Stored records

=====

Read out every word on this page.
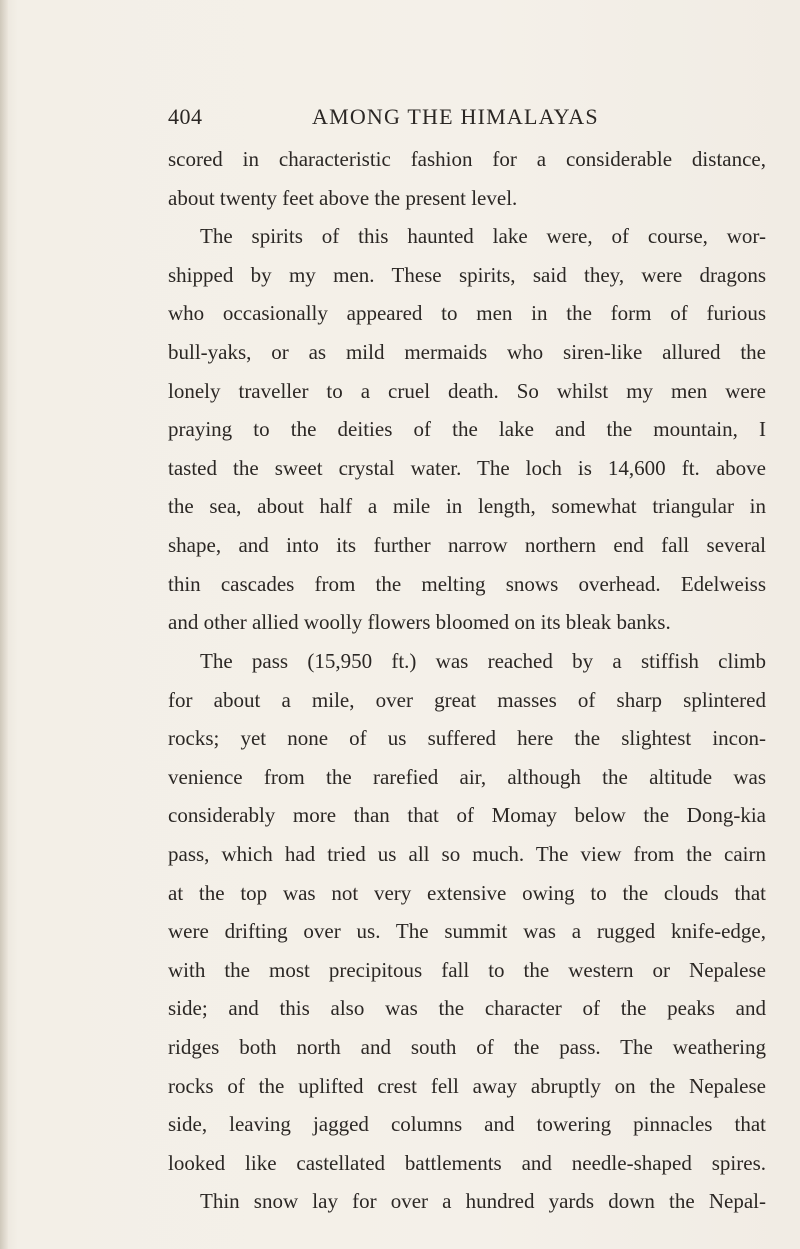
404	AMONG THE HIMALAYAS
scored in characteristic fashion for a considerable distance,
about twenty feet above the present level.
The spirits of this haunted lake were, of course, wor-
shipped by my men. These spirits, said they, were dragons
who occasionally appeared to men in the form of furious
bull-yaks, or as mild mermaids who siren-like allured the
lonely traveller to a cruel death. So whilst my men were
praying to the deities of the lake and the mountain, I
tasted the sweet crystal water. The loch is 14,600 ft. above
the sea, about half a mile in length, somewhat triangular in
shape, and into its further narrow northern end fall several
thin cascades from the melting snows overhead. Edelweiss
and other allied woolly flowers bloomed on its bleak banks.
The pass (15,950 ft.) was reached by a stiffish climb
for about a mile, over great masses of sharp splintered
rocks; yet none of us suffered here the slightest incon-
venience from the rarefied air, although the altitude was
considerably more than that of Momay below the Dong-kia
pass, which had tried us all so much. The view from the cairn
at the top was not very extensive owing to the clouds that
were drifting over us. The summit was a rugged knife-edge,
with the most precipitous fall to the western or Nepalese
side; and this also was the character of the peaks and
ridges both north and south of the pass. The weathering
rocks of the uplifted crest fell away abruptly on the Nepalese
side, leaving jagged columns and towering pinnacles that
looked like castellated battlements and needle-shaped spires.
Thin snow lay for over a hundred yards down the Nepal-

=====

STATED PROBLEM: Repeat the data exactly, dropping every picture it holds.

FULL OUTPUT:
Read out every word on this page.
404	AMONG THE HIMALAYAS
scored in characteristic fashion for a considerable distance,
about twenty feet above the present level.
The spirits of this haunted lake were, of course, wor-
shipped by my men. These spirits, said they, were dragons
who occasionally appeared to men in the form of furious
bull-yaks, or as mild mermaids who siren-like allured the
lonely traveller to a cruel death. So whilst my men were
praying to the deities of the lake and the mountain, I
tasted the sweet crystal water. The loch is 14,600 ft. above
the sea, about half a mile in length, somewhat triangular in
shape, and into its further narrow northern end fall several
thin cascades from the melting snows overhead. Edelweiss
and other allied woolly flowers bloomed on its bleak banks.
The pass (15,950 ft.) was reached by a stiffish climb
for about a mile, over great masses of sharp splintered
rocks; yet none of us suffered here the slightest incon-
venience from the rarefied air, although the altitude was
considerably more than that of Momay below the Dong-kia
pass, which had tried us all so much. The view from the cairn
at the top was not very extensive owing to the clouds that
were drifting over us. The summit was a rugged knife-edge,
with the most precipitous fall to the western or Nepalese
side; and this also was the character of the peaks and
ridges both north and south of the pass. The weathering
rocks of the uplifted crest fell away abruptly on the Nepalese
side, leaving jagged columns and towering pinnacles that
looked like castellated battlements and needle-shaped spires.
Thin snow lay for over a hundred yards down the Nepal-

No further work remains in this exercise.